◆ **Consigne écrite 1**: Indiquez si chacune des affirmations suivantes concorde avec le texte sur Viracocha. Répondez par oui ou par non et citez mot pour mot les mots du texte qui tranchent la question. (a) Viracocha fut peu à peu remplacé par le Dieu Soleil. (b) Une fois le Soleil placé au centre du panthéon, Viracocha perdit tout ascendant sur les autres divinités. (c) Juan de Betanzos écrivait un siècle après Cobo.

◆ **Texte présenté**:
########
1. De Viracocha au « Dieu Soleil ».

 

Viracocha est sans doute la plus ancienne divinité du panthéon inca. Considéré comme le créateur et le souverain de tout être vivant, il a présidé à plusieurs créations successives de l’univers et des hommes. Viracocha fut donc, à l’origine, élevé au rang de dieu suprême céleste, mais il fut peu à peu remplacé par le Dieu Soleil (certains commentateurs affirment cependant que le culte de Viracocha pourrait être postérieur à celui du Soleil; ce problème chronologique, faut de témoignages suffisants, ne pourra sans doute jamais trouver une solution définitive). Le Soleil fut donc bientôt placé au centre du panthéon inca, mais Viracocha n’en garda pas moins un ascendant certain sur les autres divinités de ce panthéon qui sont considérées comme autant de délégués chargés de veiller à la bonne marche des affaires humaines. Il va sans dire que les croyances des Incas furent stigmatisées et diabolisées par les commentateurs chrétiens qui assimilèrent les divinités incas à Satan : « Juan de Betanzos, écrivant un siècle avant Cobo, concluait que la « confusion » était due à une cause plus sinistre, et il nommait expressément le diable. Comme il l’explique, « parfois ils [les Indiens] tiennent le Soleil pour Créateur, d’autres fois ils disent que c’est Viracocha. Généralement, dans tout le pays et dans chacune de ses provinces, le diable les a plongés dans la confusion. Partout où il s’est montré, le diable leur a enseigné des milliers de mensonges et d’illusions. Ainsi les a-t-il trompés et aveuglés » » (Urton).
########
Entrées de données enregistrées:
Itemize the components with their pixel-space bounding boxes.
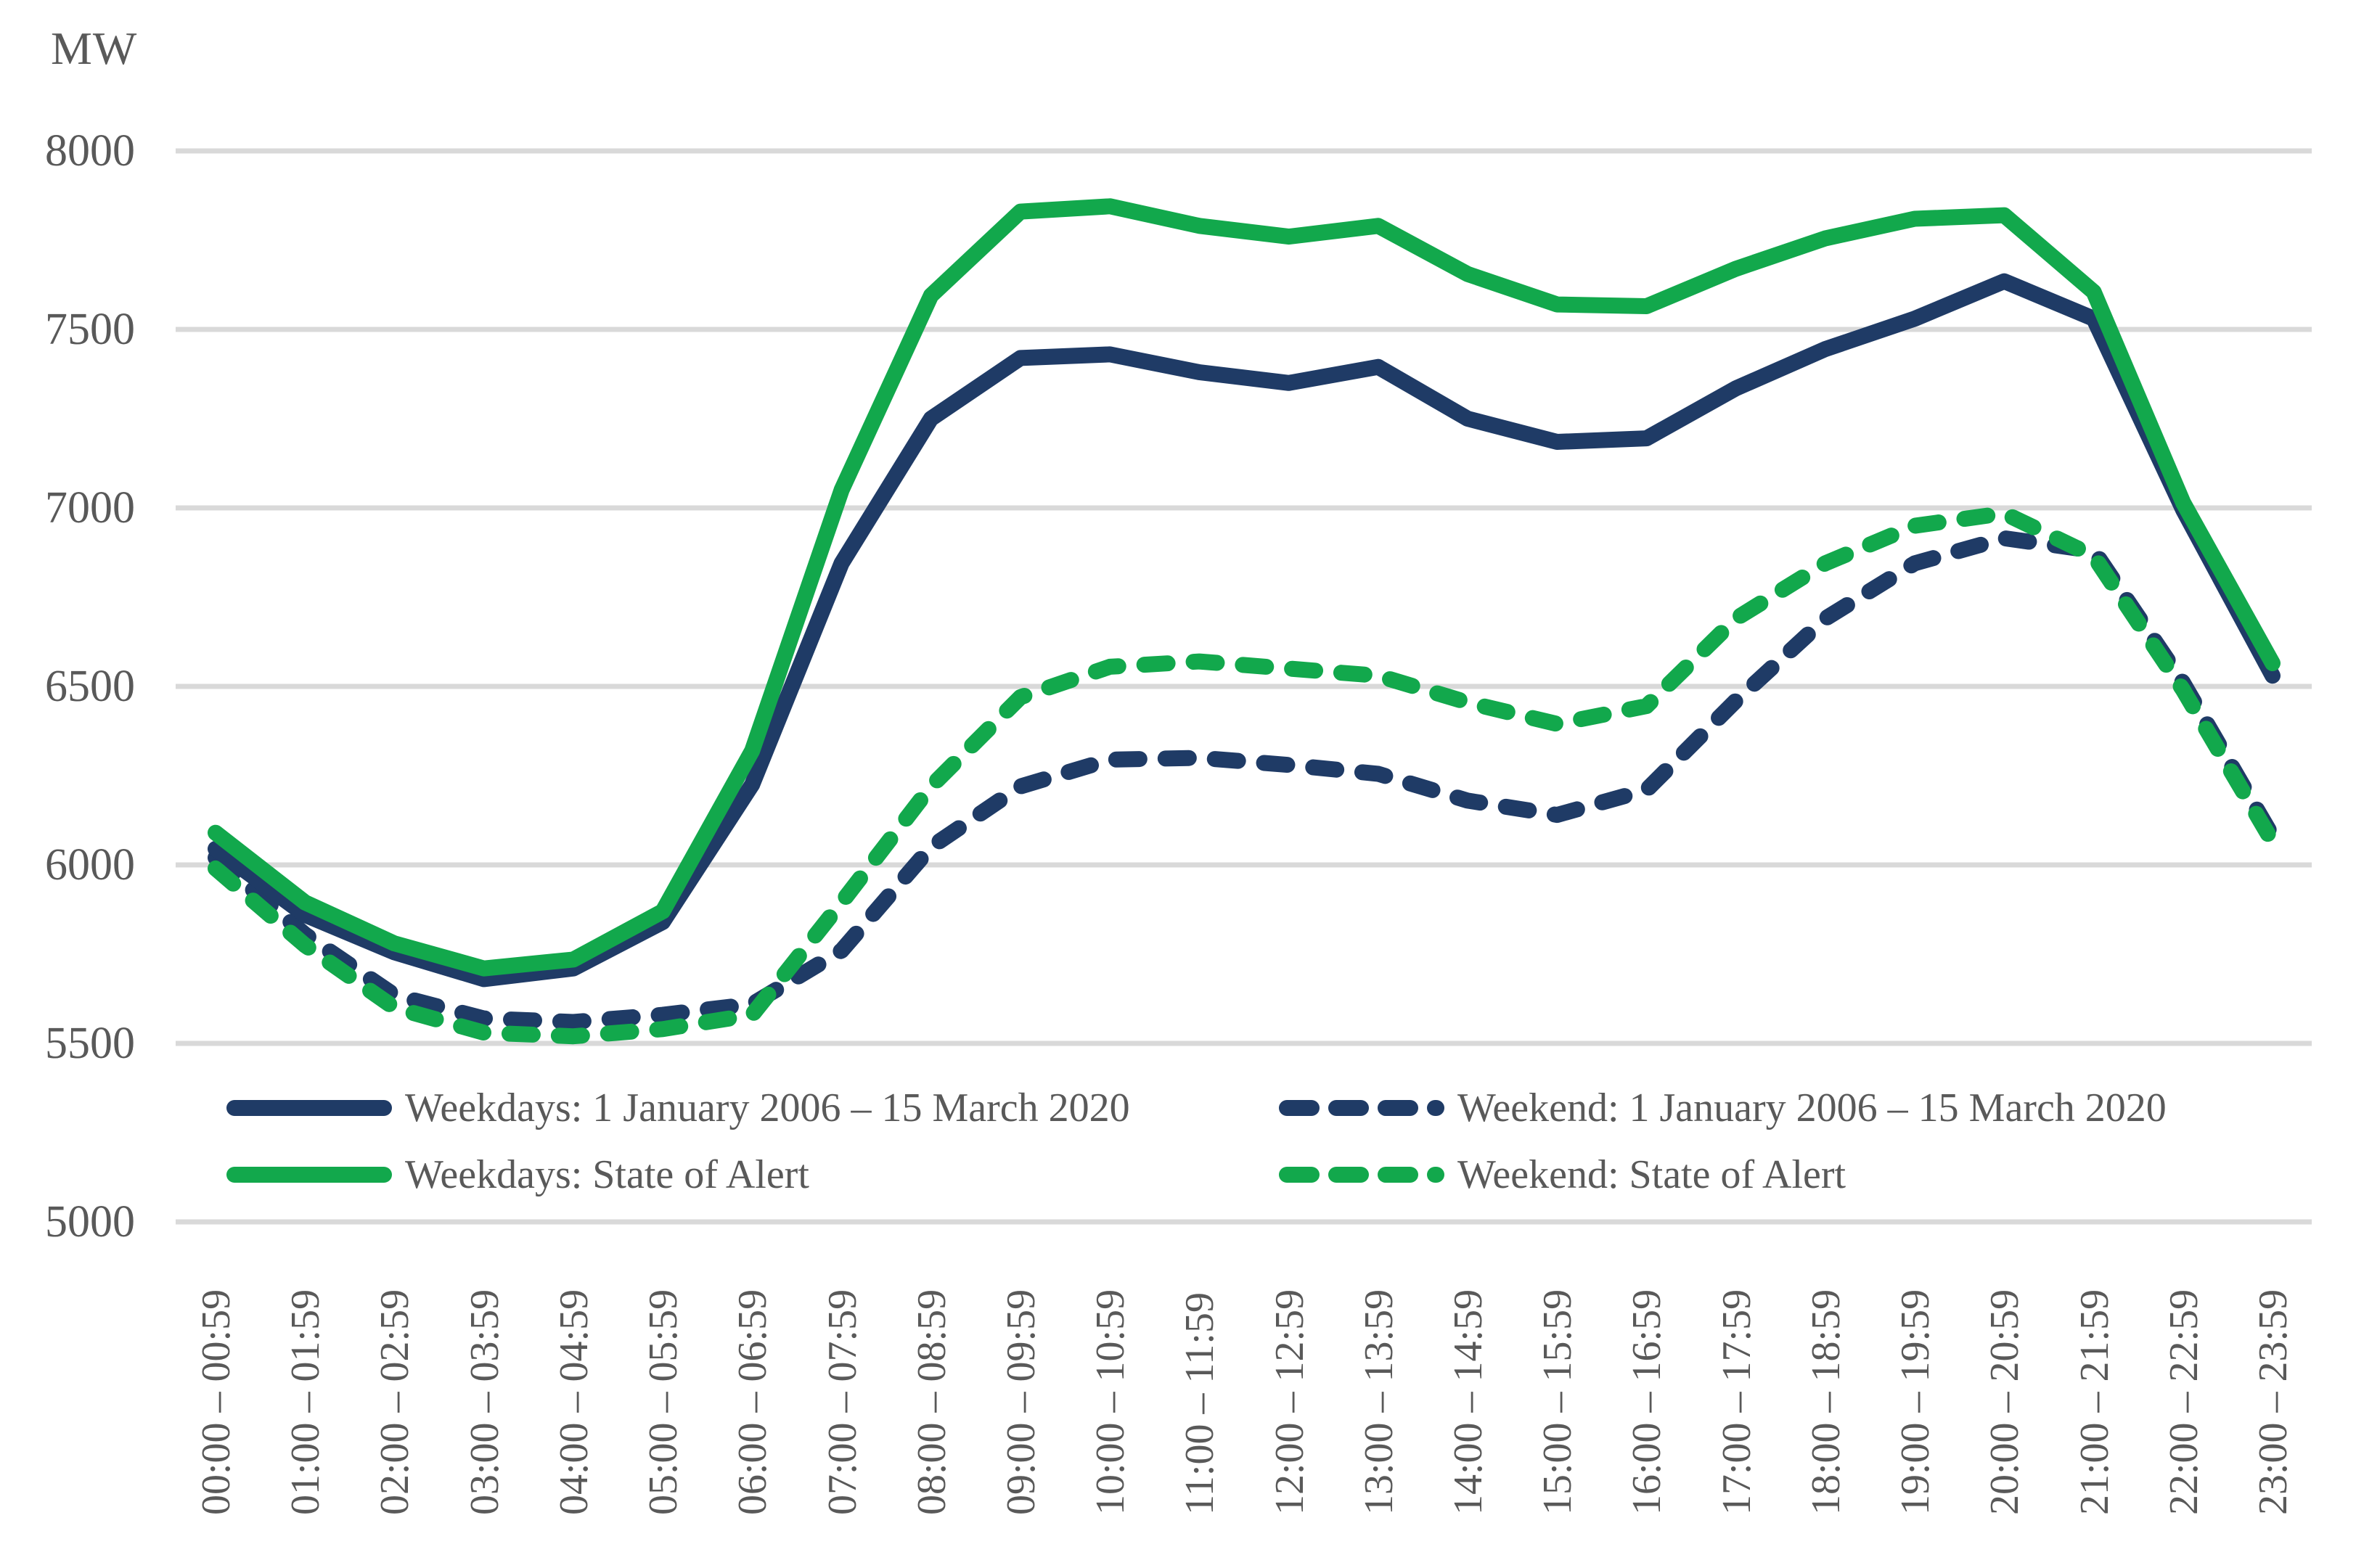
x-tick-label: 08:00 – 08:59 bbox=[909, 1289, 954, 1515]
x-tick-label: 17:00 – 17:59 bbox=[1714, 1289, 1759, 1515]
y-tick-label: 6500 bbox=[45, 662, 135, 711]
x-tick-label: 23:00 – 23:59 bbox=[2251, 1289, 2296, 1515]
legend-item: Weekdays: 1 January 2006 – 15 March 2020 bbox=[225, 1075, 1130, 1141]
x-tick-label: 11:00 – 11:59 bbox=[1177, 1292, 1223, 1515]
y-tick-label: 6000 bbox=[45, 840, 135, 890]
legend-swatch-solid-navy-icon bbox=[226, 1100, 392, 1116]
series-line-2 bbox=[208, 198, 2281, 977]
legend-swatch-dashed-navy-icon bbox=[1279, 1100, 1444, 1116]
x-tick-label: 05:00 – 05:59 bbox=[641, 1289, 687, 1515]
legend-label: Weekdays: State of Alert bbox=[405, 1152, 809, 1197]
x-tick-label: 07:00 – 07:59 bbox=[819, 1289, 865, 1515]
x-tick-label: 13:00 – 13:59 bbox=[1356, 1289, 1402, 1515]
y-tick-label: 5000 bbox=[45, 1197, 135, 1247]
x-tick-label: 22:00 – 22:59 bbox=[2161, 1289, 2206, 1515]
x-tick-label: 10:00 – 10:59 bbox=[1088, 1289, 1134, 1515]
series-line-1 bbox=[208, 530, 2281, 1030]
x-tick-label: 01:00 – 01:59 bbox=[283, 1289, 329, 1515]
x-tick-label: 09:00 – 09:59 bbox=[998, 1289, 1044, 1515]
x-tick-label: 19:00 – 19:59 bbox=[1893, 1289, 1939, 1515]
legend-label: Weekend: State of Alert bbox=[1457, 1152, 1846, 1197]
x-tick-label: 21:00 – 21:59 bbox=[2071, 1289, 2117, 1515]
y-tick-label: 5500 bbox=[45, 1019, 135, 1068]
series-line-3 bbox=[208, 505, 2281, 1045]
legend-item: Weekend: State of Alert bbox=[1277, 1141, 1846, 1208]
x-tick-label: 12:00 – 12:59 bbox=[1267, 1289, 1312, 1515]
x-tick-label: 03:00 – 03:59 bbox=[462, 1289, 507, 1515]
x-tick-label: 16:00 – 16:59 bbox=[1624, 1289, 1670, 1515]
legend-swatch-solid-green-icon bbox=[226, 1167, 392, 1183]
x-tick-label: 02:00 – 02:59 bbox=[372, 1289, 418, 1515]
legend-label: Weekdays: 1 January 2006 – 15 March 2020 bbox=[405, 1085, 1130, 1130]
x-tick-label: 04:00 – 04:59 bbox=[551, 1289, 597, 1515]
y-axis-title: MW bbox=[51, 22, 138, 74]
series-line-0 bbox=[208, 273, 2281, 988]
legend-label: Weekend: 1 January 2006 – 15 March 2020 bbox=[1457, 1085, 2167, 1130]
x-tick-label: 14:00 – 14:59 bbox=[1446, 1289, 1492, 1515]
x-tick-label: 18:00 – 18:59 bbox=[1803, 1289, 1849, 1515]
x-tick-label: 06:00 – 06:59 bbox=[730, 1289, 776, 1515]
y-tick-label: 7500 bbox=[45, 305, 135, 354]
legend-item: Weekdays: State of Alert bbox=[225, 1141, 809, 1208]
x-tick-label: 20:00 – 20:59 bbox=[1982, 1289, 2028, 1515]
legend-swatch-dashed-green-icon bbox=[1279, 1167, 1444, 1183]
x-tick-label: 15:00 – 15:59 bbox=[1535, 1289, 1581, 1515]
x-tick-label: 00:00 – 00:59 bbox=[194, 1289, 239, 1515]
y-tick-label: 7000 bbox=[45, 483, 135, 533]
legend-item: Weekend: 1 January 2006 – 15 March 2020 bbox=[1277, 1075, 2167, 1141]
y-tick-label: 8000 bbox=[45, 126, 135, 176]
########
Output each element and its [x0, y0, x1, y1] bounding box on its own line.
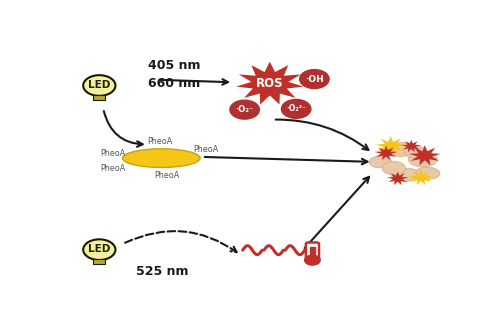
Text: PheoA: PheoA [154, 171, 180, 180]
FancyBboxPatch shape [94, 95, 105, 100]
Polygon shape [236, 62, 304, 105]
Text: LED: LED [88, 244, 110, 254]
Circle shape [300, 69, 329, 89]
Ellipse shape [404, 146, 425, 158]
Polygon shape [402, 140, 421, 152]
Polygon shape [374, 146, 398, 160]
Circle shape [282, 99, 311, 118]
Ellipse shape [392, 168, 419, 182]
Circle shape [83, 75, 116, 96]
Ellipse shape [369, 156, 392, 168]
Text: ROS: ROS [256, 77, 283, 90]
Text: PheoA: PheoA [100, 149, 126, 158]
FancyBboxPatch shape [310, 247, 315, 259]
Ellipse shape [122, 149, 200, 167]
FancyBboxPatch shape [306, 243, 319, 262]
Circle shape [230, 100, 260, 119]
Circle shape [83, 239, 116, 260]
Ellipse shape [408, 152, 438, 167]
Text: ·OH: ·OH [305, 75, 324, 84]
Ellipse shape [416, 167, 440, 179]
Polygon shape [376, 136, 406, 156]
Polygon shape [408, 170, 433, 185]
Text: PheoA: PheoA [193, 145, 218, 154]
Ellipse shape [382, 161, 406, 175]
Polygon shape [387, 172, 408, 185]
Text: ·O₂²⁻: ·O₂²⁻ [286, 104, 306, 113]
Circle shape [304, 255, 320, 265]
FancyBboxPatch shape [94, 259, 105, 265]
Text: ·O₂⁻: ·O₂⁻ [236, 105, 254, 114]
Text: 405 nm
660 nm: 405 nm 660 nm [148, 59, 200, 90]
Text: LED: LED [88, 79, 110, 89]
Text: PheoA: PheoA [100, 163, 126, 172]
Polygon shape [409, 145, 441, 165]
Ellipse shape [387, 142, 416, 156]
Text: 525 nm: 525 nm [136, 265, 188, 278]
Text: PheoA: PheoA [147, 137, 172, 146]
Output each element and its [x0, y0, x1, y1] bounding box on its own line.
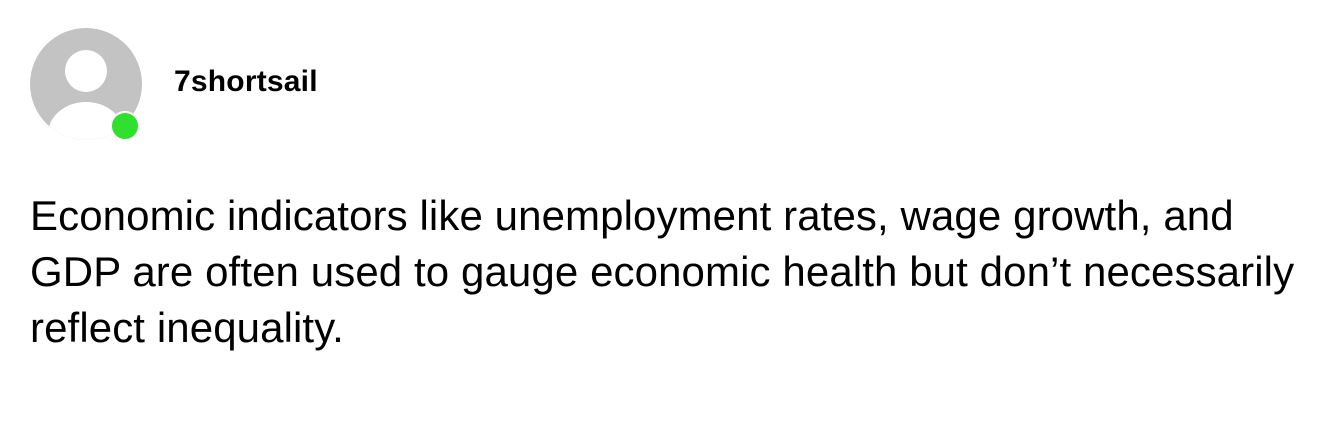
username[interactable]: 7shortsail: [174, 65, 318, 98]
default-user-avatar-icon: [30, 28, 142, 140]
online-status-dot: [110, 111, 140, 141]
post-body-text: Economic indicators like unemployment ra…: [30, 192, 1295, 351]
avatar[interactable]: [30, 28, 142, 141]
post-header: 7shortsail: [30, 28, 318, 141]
########
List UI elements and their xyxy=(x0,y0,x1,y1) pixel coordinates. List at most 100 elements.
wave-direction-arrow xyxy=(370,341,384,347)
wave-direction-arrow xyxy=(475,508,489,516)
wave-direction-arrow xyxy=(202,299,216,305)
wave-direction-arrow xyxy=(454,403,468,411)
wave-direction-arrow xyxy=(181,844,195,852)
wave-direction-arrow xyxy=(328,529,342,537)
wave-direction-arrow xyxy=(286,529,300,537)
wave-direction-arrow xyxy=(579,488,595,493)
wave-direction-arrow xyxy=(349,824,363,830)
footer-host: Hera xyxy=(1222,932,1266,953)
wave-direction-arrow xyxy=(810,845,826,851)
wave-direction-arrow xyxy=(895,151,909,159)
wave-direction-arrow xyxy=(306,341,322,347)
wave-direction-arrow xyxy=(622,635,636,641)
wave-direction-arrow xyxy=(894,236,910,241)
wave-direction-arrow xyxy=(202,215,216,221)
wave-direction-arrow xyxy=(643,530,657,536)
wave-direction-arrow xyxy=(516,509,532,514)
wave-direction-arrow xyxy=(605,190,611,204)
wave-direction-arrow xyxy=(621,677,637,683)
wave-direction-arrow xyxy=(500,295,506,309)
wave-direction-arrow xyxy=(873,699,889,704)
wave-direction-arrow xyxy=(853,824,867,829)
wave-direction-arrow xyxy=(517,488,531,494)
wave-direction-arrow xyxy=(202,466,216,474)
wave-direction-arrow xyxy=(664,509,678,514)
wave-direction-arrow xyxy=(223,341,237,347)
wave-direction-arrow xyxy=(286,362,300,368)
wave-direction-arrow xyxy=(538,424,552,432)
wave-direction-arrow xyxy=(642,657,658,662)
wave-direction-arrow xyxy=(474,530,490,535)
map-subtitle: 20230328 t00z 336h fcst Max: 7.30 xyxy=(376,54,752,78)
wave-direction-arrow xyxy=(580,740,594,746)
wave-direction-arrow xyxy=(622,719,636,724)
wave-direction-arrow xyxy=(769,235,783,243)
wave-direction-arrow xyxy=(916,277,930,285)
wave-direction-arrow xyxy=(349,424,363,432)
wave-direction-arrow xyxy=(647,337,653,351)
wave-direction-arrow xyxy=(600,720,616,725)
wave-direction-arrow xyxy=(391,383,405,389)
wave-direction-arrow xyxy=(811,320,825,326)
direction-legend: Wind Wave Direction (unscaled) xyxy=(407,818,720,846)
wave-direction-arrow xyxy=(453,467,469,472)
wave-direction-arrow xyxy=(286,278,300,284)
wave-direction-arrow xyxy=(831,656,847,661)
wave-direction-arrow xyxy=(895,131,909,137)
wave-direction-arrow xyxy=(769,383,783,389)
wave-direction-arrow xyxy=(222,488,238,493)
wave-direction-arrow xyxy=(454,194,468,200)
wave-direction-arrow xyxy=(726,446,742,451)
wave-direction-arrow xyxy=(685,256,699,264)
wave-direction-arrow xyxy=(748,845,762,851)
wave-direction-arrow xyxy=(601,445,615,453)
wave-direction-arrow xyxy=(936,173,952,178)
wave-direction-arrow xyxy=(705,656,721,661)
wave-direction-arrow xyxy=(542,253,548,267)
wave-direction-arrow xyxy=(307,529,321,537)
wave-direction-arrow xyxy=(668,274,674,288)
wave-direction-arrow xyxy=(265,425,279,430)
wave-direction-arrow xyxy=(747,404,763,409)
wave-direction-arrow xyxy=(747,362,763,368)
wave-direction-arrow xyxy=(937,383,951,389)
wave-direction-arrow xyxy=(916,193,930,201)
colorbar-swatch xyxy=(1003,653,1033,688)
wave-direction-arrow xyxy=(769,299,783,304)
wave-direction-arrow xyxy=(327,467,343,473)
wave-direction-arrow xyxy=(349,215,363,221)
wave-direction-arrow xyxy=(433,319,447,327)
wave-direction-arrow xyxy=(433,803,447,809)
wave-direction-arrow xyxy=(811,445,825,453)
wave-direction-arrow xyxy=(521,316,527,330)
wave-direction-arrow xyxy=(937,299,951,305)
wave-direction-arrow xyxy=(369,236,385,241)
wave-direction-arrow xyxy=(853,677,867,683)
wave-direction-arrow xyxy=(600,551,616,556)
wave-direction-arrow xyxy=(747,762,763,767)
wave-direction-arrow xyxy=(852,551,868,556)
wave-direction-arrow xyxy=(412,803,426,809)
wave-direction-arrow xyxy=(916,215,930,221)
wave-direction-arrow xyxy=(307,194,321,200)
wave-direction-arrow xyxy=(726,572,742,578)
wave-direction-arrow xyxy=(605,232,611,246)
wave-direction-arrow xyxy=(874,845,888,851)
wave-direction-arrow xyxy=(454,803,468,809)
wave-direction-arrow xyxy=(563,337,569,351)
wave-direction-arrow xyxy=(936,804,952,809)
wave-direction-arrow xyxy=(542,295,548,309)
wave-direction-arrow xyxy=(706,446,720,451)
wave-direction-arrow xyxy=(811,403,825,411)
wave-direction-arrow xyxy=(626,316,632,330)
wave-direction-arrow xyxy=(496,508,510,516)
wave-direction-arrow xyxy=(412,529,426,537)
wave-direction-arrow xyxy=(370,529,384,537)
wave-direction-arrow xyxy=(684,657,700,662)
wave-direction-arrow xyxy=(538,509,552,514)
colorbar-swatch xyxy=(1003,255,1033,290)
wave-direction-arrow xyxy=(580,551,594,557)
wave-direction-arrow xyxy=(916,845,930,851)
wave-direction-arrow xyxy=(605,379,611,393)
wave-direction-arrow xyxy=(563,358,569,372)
########
◆ **Consigne écrite 2**: Extrayez du listing, sans y changer un seul caractère, les lignes qui vont de celle qui contient « username[interactable]: 7shortsail: [174, 65, 318, 98] » jusqu’à celle qui contient « post-header: 7shortsail: [30, 28, 318, 141] », ces deux lignes comprises.

◆ **Corrigé 1**:
(a) Oui : « il fut peu à peu remplacé par le Dieu Soleil ».
(b) Non : « Viracocha n’en garda pas moins un ascendant certain sur les autres divinités de ce panthéon ».
(c) Non : « Juan de Betanzos, écrivant un siècle avant Cobo ».

◆ **Corrigé 2**:
username[interactable]: 7shortsail: [174, 65, 318, 98]
default-user-avatar-icon: [30, 28, 142, 140]
online-status-dot: [110, 111, 140, 141]
post-body-text: Economic indicators like unemployment ra…: [30, 192, 1295, 351]
avatar[interactable]: [30, 28, 142, 141]
post-header: 7shortsail: [30, 28, 318, 141]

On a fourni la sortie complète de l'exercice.